-- TO BE DONE --
Return every line of the items below unchanged, character for character.

-- LISTED RECORDS --
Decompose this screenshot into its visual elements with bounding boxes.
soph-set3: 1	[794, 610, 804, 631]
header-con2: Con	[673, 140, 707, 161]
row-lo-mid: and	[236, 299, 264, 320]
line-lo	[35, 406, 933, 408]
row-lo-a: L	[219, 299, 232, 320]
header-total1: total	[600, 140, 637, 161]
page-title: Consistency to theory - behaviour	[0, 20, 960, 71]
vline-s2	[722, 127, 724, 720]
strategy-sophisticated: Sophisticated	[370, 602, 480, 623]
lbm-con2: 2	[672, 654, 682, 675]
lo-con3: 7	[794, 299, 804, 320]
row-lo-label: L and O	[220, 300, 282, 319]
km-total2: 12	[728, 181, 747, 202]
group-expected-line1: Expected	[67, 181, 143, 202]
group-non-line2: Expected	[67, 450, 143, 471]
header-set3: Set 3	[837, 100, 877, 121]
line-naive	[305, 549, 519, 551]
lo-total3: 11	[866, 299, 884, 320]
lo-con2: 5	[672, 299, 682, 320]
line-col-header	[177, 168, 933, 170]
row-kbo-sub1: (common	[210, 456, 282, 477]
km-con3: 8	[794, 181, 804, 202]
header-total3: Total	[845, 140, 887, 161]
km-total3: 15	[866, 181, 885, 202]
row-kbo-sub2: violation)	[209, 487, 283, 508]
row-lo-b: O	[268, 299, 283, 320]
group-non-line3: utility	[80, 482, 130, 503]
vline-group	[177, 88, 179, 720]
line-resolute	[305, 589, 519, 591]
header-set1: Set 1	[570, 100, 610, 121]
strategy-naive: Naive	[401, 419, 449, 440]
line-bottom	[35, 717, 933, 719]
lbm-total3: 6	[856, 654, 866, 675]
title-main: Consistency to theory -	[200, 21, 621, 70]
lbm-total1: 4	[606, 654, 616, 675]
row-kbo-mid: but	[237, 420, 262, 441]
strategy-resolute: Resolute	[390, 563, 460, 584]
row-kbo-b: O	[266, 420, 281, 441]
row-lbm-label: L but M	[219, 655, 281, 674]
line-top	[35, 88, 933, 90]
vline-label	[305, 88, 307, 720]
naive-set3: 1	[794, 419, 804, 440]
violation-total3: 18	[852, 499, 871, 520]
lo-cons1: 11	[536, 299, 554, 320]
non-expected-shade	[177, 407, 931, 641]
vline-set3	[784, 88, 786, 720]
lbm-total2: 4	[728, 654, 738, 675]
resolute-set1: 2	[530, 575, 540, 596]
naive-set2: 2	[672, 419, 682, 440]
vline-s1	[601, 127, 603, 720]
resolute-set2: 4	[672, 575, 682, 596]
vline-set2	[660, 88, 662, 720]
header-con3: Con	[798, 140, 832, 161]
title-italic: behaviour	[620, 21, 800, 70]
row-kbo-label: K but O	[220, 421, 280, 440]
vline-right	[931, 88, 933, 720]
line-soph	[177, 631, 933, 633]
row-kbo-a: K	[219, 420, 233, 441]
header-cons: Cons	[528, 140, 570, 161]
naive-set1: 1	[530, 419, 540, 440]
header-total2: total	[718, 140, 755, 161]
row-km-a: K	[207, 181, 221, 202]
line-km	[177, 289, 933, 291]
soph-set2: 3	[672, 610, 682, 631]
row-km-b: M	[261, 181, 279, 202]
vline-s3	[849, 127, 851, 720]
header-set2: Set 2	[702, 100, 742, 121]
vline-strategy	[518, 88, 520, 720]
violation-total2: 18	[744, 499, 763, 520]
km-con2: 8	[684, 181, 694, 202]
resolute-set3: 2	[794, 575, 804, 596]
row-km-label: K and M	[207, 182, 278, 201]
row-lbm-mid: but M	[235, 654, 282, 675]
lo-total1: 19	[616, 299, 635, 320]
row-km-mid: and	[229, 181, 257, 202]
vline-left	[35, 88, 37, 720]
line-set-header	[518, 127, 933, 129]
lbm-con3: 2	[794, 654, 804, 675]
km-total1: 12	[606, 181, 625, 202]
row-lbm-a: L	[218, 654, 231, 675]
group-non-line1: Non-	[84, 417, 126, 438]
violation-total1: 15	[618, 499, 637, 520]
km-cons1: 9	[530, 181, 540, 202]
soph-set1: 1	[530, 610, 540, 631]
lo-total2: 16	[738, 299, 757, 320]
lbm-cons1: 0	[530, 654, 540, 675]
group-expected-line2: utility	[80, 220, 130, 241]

-- FINISHED EXERCISE --
Decompose this screenshot into its visual elements with bounding boxes.
soph-set3: 1	[794, 610, 804, 631]
header-con2: Con	[673, 140, 707, 161]
row-lo-mid: and	[236, 299, 264, 320]
line-lo	[35, 406, 933, 408]
row-lo-a: L	[219, 299, 232, 320]
header-total1: total	[600, 140, 637, 161]
page-title: Consistency to theory - behaviour	[0, 20, 960, 71]
vline-s2	[722, 127, 724, 720]
strategy-sophisticated: Sophisticated	[370, 602, 480, 623]
lbm-con2: 2	[672, 654, 682, 675]
lo-con3: 7	[794, 299, 804, 320]
row-lo-label: L and O	[220, 300, 282, 319]
km-total2: 12	[728, 181, 747, 202]
group-expected-line1: Expected	[67, 181, 143, 202]
group-non-line2: Expected	[67, 450, 143, 471]
header-set3: Set 3	[837, 100, 877, 121]
line-naive	[305, 549, 519, 551]
lo-total3: 11	[866, 299, 884, 320]
lo-con2: 5	[672, 299, 682, 320]
line-col-header	[177, 168, 933, 170]
row-kbo-sub1: (common	[210, 456, 282, 477]
km-con3: 8	[794, 181, 804, 202]
header-total3: Total	[845, 140, 887, 161]
km-total3: 15	[866, 181, 885, 202]
row-kbo-sub2: violation)	[209, 487, 283, 508]
row-lo-b: O	[268, 299, 283, 320]
group-non-line3: utility	[80, 482, 130, 503]
vline-group	[177, 88, 179, 720]
line-resolute	[305, 589, 519, 591]
header-set1: Set 1	[570, 100, 610, 121]
strategy-naive: Naive	[401, 419, 449, 440]
line-bottom	[35, 717, 933, 719]
lbm-total3: 6	[856, 654, 866, 675]
title-main: Consistency to theory -	[200, 21, 621, 70]
lbm-total1: 4	[606, 654, 616, 675]
row-kbo-mid: but	[237, 420, 262, 441]
strategy-resolute: Resolute	[390, 563, 460, 584]
row-kbo-b: O	[266, 420, 281, 441]
row-lbm-label: L but M	[219, 655, 281, 674]
line-top	[35, 88, 933, 90]
vline-label	[305, 88, 307, 720]
naive-set3: 1	[794, 419, 804, 440]
violation-total3: 18	[852, 499, 871, 520]
lo-cons1: 11	[536, 299, 554, 320]
non-expected-shade	[177, 407, 931, 641]
vline-set3	[784, 88, 786, 720]
lbm-total2: 4	[728, 654, 738, 675]
resolute-set1: 2	[530, 575, 540, 596]
naive-set2: 2	[672, 419, 682, 440]
vline-s1	[601, 127, 603, 720]
resolute-set2: 4	[672, 575, 682, 596]
vline-set2	[660, 88, 662, 720]
header-con3: Con	[798, 140, 832, 161]
title-italic: behaviour	[620, 21, 800, 70]
row-kbo-label: K but O	[220, 421, 280, 440]
vline-right	[931, 88, 933, 720]
line-soph	[177, 631, 933, 633]
row-kbo-a: K	[219, 420, 233, 441]
header-cons: Cons	[528, 140, 570, 161]
naive-set1: 1	[530, 419, 540, 440]
header-total2: total	[718, 140, 755, 161]
row-km-a: K	[207, 181, 221, 202]
line-km	[177, 289, 933, 291]
soph-set2: 3	[672, 610, 682, 631]
row-km-b: M	[261, 181, 279, 202]
vline-s3	[849, 127, 851, 720]
header-set2: Set 2	[702, 100, 742, 121]
vline-strategy	[518, 88, 520, 720]
violation-total2: 18	[744, 499, 763, 520]
km-con2: 8	[684, 181, 694, 202]
resolute-set3: 2	[794, 575, 804, 596]
row-km-label: K and M	[207, 182, 278, 201]
row-lbm-mid: but M	[235, 654, 282, 675]
lo-total1: 19	[616, 299, 635, 320]
row-km-mid: and	[229, 181, 257, 202]
vline-left	[35, 88, 37, 720]
line-set-header	[518, 127, 933, 129]
lbm-con3: 2	[794, 654, 804, 675]
km-total1: 12	[606, 181, 625, 202]
row-lbm-a: L	[218, 654, 231, 675]
group-non-line1: Non-	[84, 417, 126, 438]
violation-total1: 15	[618, 499, 637, 520]
km-cons1: 9	[530, 181, 540, 202]
soph-set1: 1	[530, 610, 540, 631]
lo-total2: 16	[738, 299, 757, 320]
lbm-cons1: 0	[530, 654, 540, 675]
group-expected-line2: utility	[80, 220, 130, 241]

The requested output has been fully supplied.